### [TEXTO FORNECIDO]
↓↓↓

O ministro do Meio Ambiente, Ricardo Salles, chancelou documento feito por consultoria jurídica - Jefferson Rudy/Agência Senado
O ministro do Meio Ambiente, Ricardo Salles, chancelou documento feito por consultoria jurídica Imagem: Jefferson Rudy/Agência Senado

Colaboração para o UOL

07/10/2020 09h01

O Ministério do Meio Ambiente voltou a defender o fim de normas de proteção que restringem o desmatamento em manguezais e restingas. Dessa vez o ministro Ricardo Salles chancelou um documento enviado ao Supremo Tribunal Federal (STF), em que essas resoluções são chamadas de "inúteis", "ilegais" e "pleonásticas".

Essa polêmica começou no final do mês passado, quando o Conama (Conselho Nacional do Meio Ambiente) revogou normas de proteção a manguezais e restingas. A decisão chegou a ser suspensa pela Justiça Federal do Rio de Janeiro. Mas logo depois o Tribunal Regional Federal da 2ª Região derrubou tal decisão. Então a revogação do Conama voltou a valer.

Mas uma ação do PT (Partido dos Trabalhadores) fez com que o STF entrasse no assunto. A ministra Rosa Weber pediu para o Ministério do Meio Ambiente se manifestar e explicar a decisão do Conama.

Por isso uma consultoria jurídica do ministério e a AGU (Advocacia-Geral da União) fizeram um documento, com chancela de Salles, apresentando argumentos que defendem o fim das resoluções derrubadas pelo Conama. O Ministério alega que a revogação das leis não fará diferença para o meio ambiente.

↑↑↑

### [DADOS EM ANÁLISE]

↓↓↓

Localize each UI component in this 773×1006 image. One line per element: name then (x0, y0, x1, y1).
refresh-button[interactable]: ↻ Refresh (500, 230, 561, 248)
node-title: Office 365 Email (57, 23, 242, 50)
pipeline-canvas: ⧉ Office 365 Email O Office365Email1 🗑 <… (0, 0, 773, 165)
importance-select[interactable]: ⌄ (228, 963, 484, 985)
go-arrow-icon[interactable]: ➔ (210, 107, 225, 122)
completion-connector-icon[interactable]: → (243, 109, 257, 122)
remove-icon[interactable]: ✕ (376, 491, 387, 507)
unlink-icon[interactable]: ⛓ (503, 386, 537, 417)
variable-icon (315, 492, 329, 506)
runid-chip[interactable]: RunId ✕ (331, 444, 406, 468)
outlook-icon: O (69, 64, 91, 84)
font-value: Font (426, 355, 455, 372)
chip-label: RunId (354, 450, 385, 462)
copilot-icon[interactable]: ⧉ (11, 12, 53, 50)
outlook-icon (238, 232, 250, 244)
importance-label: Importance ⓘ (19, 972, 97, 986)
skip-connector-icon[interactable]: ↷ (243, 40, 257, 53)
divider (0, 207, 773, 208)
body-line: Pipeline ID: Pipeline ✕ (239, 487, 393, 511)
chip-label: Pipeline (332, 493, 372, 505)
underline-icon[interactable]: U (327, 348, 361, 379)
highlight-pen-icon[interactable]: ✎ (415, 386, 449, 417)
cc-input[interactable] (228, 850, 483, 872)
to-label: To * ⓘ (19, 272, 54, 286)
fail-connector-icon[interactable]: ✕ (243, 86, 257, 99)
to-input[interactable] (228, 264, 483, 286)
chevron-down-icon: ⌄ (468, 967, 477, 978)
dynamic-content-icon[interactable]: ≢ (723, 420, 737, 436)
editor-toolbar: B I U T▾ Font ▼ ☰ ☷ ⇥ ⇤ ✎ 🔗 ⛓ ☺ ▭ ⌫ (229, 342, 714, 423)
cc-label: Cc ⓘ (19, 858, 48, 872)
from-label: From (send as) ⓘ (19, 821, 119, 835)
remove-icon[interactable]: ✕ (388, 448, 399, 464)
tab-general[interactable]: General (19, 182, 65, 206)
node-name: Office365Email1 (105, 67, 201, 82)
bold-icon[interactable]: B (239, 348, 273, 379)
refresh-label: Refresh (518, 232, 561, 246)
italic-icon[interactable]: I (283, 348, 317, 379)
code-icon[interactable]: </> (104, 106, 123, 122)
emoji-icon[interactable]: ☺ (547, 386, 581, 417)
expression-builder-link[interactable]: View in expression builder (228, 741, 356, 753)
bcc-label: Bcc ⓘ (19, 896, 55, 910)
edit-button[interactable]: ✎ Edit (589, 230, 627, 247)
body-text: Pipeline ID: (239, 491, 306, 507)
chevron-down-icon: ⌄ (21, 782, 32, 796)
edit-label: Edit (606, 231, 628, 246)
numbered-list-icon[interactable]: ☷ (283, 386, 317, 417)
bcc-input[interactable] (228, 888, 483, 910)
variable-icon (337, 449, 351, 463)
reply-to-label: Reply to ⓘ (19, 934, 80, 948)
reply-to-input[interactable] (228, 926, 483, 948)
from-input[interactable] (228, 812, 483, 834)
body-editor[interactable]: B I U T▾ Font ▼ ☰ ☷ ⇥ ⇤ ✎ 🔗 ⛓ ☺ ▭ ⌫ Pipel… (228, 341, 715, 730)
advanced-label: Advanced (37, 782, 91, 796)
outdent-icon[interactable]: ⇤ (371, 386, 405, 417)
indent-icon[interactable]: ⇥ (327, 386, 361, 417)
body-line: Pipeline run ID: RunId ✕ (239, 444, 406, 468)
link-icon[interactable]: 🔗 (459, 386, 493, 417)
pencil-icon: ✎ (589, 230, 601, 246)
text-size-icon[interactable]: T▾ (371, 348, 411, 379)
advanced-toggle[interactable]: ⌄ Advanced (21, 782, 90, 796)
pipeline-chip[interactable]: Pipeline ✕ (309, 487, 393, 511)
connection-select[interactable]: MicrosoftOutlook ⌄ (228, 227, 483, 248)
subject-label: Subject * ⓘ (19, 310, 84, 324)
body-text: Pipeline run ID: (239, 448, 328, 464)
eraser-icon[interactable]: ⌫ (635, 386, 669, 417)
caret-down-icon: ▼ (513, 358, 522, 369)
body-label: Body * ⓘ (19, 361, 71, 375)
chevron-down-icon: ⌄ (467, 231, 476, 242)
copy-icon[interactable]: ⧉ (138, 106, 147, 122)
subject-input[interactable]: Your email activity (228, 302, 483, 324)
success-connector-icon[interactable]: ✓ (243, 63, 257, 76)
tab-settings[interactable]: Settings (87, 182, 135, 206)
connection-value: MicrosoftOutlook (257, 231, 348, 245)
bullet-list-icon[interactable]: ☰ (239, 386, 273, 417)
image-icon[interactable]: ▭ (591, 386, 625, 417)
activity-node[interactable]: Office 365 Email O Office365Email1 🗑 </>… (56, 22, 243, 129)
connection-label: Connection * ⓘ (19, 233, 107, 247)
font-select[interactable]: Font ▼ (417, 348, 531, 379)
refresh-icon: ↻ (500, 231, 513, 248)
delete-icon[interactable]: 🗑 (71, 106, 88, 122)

↑↑↑

### [APLIQUE A LEITURA]
• A. Por favor, reproduza fielmente o trecho do texto sobre manguezais e restingas que vai de "07/10/2020 09h01" a "voltou a valer.".
• B. Liste os termos que, segundo o texto sobre manguezais e restingas, o documento enviado ao STF usa para qualificar as resoluções de proteção.

### [RESPOSTAS NUMERADAS]
• A.
07/10/2020 09h01

O Ministério do Meio Ambiente voltou a defender o fim de normas de proteção que restringem o desmatamento em manguezais e restingas. Dessa vez o ministro Ricardo Salles chancelou um documento enviado ao Supremo Tribunal Federal (STF), em que essas resoluções são chamadas de "inúteis", "ilegais" e "pleonásticas".

Essa polêmica começou no final do mês passado, quando o Conama (Conselho Nacional do Meio Ambiente) revogou normas de proteção a manguezais e restingas. A decisão chegou a ser suspensa pela Justiça Federal do Rio de Janeiro. Mas logo depois o Tribunal Regional Federal da 2ª Região derrubou tal decisão. Então a revogação do Conama voltou a valer.

• B. inúteis, ilegais, pleonásticas